* _Aim_:
Go through the listing beneath this task and return every line that carries the string "parties".

Stored records
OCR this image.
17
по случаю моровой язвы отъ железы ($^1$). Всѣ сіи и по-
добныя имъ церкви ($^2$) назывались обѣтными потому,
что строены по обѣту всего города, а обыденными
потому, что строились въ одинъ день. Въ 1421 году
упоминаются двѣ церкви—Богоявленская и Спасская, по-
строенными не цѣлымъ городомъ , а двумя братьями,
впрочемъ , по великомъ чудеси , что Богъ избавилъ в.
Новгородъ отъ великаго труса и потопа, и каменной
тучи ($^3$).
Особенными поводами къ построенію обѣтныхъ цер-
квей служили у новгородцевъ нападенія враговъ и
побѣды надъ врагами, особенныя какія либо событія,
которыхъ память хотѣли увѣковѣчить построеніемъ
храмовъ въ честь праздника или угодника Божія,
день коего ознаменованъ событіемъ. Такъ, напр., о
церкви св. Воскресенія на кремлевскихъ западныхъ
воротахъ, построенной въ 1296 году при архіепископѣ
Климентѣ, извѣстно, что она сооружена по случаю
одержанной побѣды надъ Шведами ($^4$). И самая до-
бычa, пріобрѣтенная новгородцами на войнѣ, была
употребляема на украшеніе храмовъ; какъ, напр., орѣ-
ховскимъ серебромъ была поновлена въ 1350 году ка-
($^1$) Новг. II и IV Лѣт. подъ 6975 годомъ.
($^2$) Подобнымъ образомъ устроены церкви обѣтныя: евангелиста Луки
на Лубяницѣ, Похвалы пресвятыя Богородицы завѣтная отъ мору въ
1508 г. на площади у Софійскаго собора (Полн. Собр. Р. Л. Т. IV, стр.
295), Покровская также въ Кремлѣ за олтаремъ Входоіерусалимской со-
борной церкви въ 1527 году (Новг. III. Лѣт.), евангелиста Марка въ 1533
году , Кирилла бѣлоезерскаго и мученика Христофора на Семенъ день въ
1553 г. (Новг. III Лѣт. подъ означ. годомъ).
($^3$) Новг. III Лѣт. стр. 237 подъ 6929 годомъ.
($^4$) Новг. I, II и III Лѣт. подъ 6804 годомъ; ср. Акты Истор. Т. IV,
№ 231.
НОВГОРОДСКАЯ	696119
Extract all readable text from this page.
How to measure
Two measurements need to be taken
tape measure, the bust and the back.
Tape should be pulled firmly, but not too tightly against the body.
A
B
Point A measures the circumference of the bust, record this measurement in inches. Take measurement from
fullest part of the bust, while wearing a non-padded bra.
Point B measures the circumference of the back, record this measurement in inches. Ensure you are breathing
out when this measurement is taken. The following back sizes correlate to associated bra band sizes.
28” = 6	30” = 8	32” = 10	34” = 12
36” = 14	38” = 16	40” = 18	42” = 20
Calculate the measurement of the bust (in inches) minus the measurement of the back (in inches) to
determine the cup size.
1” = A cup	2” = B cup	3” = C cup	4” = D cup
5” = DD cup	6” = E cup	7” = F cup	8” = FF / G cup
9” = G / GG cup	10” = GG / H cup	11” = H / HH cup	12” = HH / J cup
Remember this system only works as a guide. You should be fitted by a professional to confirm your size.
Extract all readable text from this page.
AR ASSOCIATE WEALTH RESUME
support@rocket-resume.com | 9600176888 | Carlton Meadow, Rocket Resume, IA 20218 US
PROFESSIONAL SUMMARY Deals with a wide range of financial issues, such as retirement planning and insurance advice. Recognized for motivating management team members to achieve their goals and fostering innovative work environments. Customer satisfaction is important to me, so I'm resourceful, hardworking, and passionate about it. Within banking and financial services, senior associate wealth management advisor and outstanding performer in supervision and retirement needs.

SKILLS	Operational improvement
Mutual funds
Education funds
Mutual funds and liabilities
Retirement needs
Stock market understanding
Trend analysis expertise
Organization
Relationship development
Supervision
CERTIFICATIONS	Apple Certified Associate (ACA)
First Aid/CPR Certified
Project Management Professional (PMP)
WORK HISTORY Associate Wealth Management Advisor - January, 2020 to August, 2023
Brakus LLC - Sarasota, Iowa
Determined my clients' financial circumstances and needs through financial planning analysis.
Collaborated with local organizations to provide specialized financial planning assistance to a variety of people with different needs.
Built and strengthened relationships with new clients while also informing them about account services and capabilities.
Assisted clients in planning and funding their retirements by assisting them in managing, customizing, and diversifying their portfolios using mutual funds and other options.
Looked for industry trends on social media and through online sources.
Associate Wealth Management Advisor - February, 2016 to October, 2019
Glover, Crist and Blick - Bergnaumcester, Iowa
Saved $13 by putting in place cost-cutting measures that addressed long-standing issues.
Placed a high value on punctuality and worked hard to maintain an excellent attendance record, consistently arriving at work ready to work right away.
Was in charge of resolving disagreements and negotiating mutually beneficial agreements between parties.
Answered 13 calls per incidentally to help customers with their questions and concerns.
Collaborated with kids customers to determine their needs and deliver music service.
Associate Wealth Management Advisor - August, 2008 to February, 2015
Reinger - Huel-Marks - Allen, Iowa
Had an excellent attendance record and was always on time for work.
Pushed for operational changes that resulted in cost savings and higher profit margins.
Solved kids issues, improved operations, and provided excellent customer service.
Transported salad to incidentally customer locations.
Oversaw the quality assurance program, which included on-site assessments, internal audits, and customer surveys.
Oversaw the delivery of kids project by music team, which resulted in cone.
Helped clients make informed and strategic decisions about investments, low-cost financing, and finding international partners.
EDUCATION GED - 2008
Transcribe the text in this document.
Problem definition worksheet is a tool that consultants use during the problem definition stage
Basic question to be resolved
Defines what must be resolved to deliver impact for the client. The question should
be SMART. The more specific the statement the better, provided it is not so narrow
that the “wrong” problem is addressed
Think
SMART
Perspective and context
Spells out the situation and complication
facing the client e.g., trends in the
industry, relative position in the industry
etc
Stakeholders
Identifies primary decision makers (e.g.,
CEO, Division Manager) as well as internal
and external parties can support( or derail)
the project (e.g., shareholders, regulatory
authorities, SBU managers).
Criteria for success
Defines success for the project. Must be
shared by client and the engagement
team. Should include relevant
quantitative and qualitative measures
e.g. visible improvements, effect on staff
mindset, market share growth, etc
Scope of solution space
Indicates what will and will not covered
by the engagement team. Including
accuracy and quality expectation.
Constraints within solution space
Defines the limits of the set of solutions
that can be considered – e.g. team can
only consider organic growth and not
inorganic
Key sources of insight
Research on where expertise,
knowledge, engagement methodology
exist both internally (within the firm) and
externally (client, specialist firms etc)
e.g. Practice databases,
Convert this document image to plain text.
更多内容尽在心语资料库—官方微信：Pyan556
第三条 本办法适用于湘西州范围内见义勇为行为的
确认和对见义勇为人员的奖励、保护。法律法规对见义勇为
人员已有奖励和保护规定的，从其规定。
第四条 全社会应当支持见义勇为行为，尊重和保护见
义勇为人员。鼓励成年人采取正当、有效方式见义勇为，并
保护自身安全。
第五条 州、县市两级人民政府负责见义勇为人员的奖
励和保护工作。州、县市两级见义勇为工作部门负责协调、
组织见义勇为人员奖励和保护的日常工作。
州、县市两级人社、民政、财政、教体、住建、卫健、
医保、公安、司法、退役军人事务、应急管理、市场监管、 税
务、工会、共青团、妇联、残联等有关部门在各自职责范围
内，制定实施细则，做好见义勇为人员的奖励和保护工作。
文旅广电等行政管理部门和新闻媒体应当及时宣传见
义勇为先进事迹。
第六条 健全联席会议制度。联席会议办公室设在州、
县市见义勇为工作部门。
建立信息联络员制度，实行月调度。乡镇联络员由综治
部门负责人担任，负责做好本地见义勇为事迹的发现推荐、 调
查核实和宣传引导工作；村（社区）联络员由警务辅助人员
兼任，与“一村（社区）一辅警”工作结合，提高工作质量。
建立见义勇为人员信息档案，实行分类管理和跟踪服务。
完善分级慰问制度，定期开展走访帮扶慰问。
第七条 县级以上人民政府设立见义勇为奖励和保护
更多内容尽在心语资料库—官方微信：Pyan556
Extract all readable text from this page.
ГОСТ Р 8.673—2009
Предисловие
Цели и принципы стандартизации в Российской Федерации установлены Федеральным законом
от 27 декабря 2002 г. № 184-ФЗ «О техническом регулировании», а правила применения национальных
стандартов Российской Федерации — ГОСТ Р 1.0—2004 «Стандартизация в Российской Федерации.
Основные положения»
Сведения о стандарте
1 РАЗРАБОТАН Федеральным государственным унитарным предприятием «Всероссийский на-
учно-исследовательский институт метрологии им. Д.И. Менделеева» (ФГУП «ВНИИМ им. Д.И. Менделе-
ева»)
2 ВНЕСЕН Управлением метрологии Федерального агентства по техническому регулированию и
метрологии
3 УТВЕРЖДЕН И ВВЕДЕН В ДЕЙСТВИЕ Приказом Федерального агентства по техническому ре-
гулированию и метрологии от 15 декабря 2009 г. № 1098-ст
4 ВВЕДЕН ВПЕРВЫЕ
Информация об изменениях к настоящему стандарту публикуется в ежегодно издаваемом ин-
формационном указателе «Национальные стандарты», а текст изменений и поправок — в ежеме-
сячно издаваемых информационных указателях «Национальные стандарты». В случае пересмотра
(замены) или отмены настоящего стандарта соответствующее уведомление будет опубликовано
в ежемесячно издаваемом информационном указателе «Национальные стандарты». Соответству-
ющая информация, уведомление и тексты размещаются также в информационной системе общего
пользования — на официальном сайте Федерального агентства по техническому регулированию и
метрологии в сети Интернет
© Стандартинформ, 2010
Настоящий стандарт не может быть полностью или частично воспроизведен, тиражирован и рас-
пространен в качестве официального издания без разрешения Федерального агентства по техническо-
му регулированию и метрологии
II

* _Reply to the task_:
Was in charge of resolving disagreements and negotiating mutually beneficial agreements between parties.
and external parties can support( or derail)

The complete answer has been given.